## Material provided
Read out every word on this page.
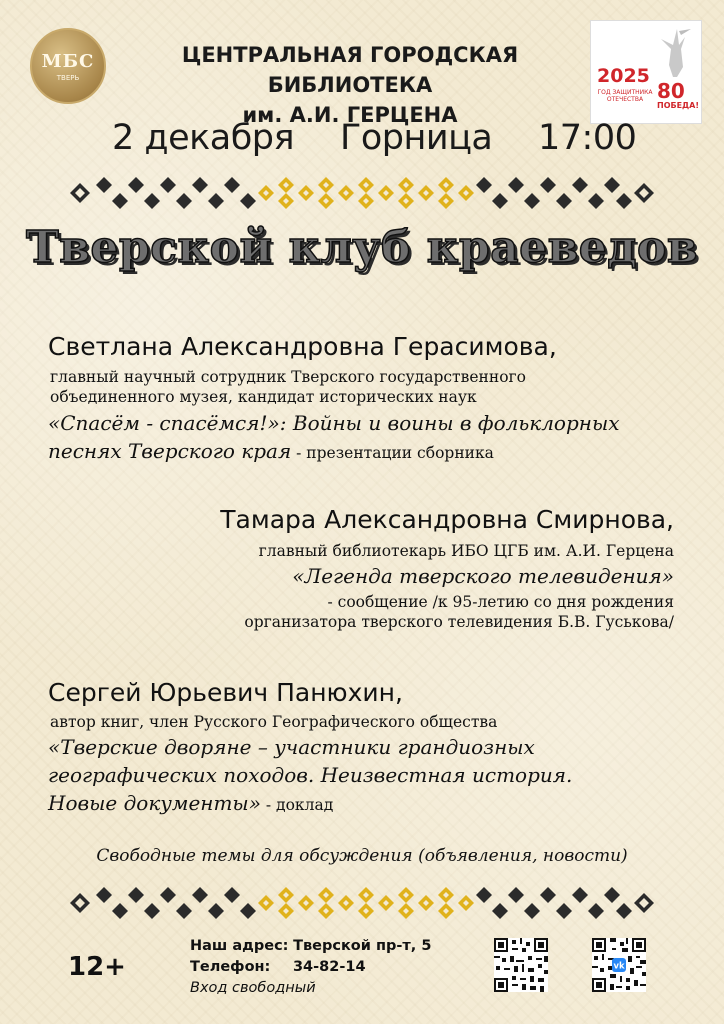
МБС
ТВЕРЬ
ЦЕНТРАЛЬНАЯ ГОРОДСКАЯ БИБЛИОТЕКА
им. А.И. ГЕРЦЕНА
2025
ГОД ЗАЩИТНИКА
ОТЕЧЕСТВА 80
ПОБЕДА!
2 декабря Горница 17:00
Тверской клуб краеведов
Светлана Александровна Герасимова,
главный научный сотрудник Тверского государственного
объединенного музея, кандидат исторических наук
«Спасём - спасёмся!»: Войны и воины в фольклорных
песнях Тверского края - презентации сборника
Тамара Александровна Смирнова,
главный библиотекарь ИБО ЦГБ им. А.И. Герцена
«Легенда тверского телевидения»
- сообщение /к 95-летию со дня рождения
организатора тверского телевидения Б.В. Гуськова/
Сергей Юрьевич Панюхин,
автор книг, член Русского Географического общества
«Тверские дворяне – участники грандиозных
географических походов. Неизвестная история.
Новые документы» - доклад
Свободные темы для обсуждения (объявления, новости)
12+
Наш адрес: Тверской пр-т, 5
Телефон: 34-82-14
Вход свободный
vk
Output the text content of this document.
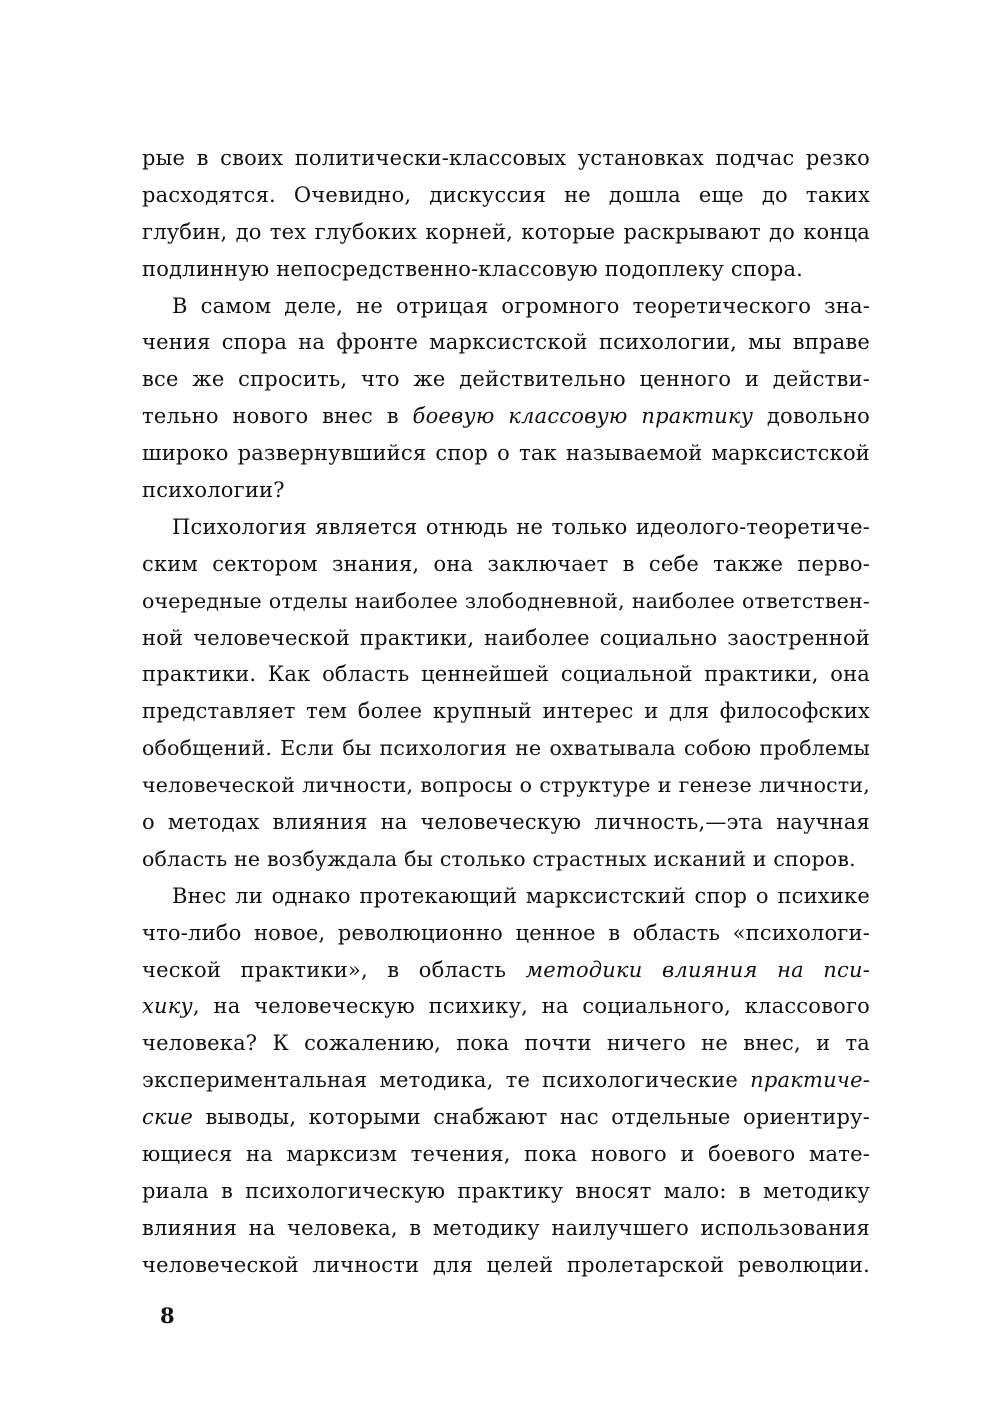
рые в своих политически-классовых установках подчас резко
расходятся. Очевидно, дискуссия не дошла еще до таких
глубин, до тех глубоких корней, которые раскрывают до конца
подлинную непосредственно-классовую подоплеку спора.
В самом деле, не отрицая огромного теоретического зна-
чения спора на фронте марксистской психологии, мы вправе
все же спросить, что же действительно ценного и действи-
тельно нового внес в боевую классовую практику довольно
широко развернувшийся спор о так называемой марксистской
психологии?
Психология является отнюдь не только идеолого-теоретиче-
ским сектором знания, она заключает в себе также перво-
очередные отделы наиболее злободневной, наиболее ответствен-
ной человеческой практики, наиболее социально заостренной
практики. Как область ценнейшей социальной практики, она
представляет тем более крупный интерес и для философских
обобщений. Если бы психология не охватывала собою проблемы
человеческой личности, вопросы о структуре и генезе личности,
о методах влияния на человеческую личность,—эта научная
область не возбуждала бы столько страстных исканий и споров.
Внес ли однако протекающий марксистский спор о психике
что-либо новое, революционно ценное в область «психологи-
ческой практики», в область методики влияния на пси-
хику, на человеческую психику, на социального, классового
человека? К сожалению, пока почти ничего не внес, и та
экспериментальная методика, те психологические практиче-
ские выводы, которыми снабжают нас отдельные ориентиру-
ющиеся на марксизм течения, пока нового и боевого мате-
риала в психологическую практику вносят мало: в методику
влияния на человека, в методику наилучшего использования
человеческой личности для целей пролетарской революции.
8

==

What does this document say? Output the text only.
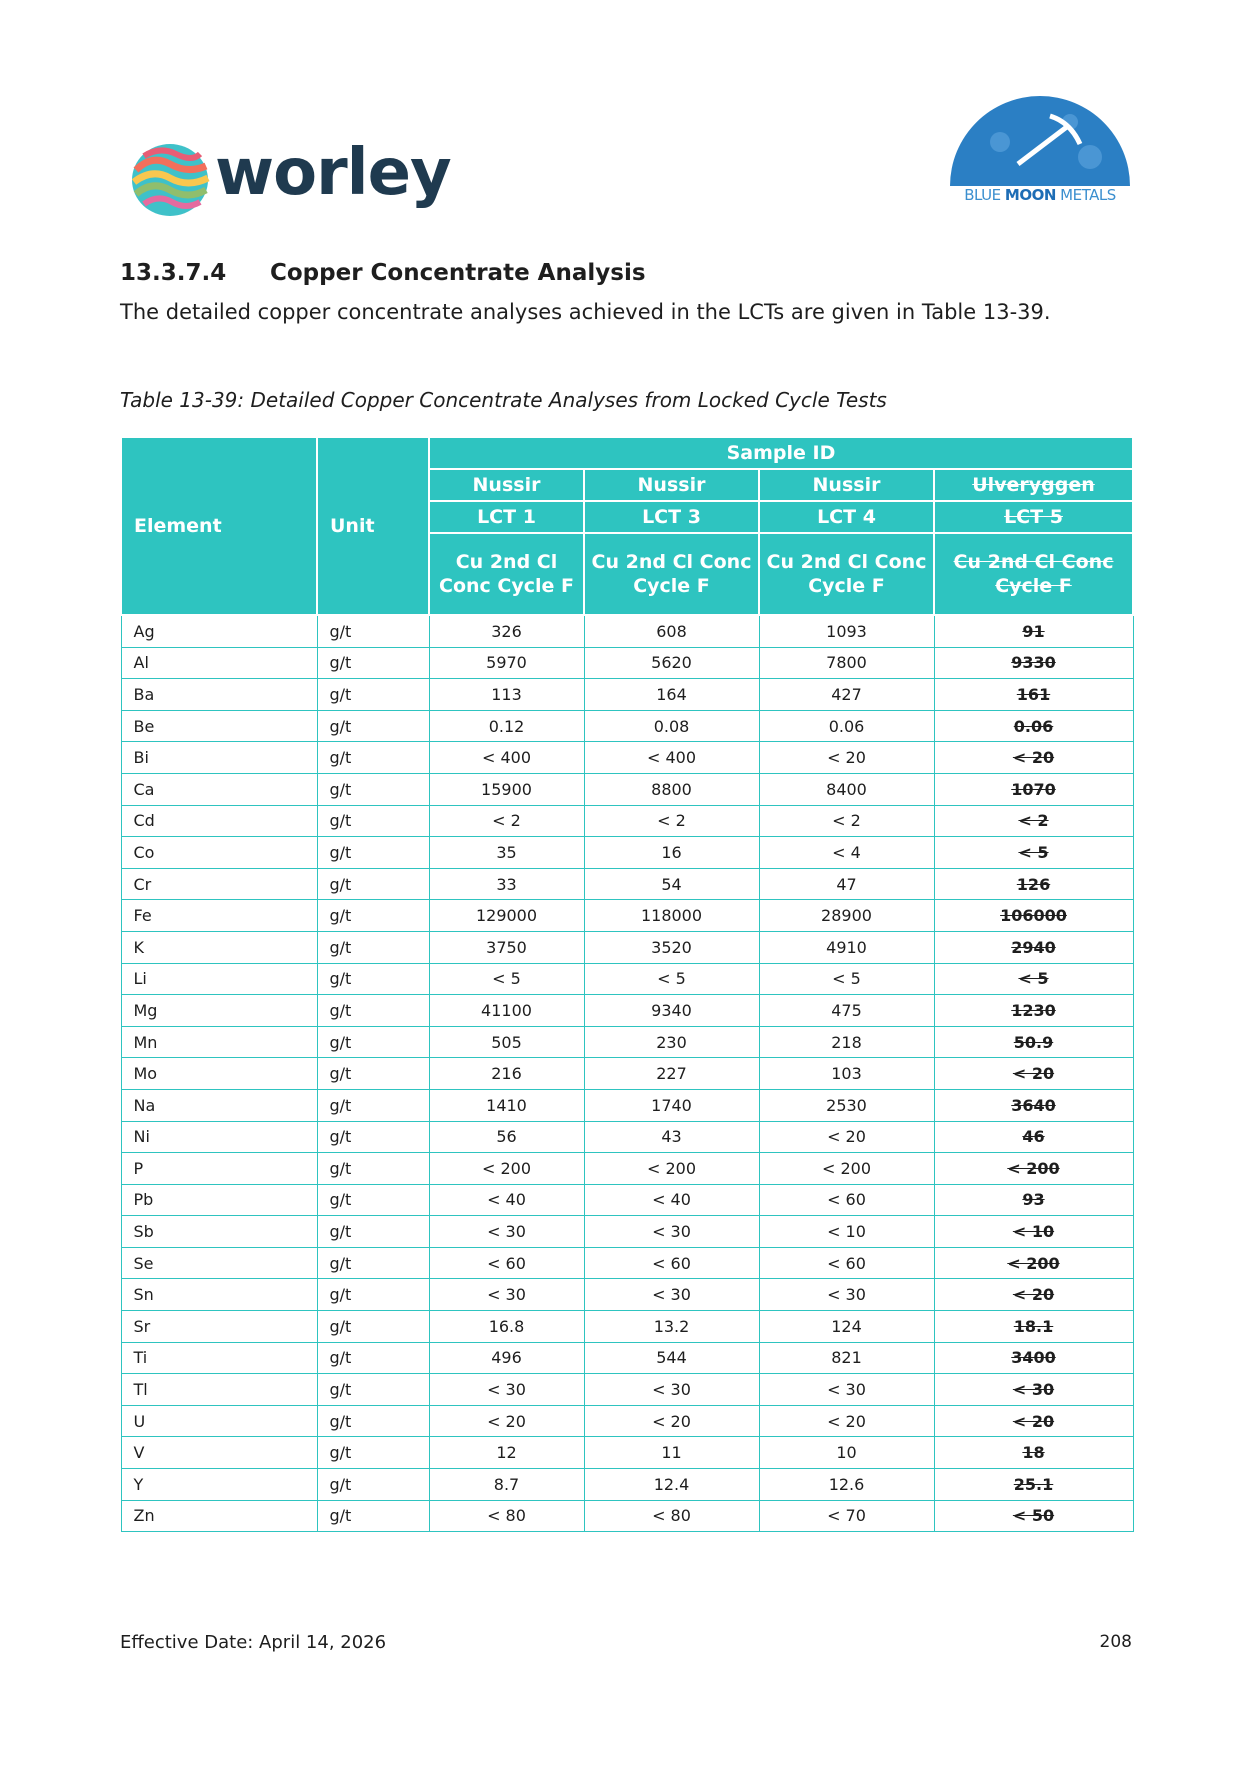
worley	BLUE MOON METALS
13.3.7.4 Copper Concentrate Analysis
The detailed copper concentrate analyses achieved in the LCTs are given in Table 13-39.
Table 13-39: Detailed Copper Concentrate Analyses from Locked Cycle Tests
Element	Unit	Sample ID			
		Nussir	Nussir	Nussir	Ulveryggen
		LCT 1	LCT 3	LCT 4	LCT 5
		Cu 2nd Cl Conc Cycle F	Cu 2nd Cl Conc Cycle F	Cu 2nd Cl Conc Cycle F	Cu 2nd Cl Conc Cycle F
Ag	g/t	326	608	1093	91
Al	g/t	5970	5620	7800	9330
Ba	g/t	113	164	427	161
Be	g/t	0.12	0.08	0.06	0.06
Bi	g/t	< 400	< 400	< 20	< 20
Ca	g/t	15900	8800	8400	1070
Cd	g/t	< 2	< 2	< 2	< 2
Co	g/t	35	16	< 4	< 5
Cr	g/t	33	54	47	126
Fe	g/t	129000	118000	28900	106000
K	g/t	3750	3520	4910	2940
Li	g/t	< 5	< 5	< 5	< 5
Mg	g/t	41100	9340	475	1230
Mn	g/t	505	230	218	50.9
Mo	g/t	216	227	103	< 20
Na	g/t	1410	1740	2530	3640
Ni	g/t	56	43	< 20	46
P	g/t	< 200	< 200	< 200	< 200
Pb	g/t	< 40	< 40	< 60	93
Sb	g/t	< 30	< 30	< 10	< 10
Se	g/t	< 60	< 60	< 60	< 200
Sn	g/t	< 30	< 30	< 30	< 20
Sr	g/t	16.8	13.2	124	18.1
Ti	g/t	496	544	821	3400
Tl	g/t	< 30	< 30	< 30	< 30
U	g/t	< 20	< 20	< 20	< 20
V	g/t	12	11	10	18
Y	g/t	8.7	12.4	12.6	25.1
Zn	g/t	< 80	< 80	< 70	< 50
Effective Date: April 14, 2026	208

## To do
Copy out each line in the preceding records that contains "классовую".

## Task answer
подлинную непосредственно-классовую подоплеку спора.
тельно нового внес в боевую классовую практику довольно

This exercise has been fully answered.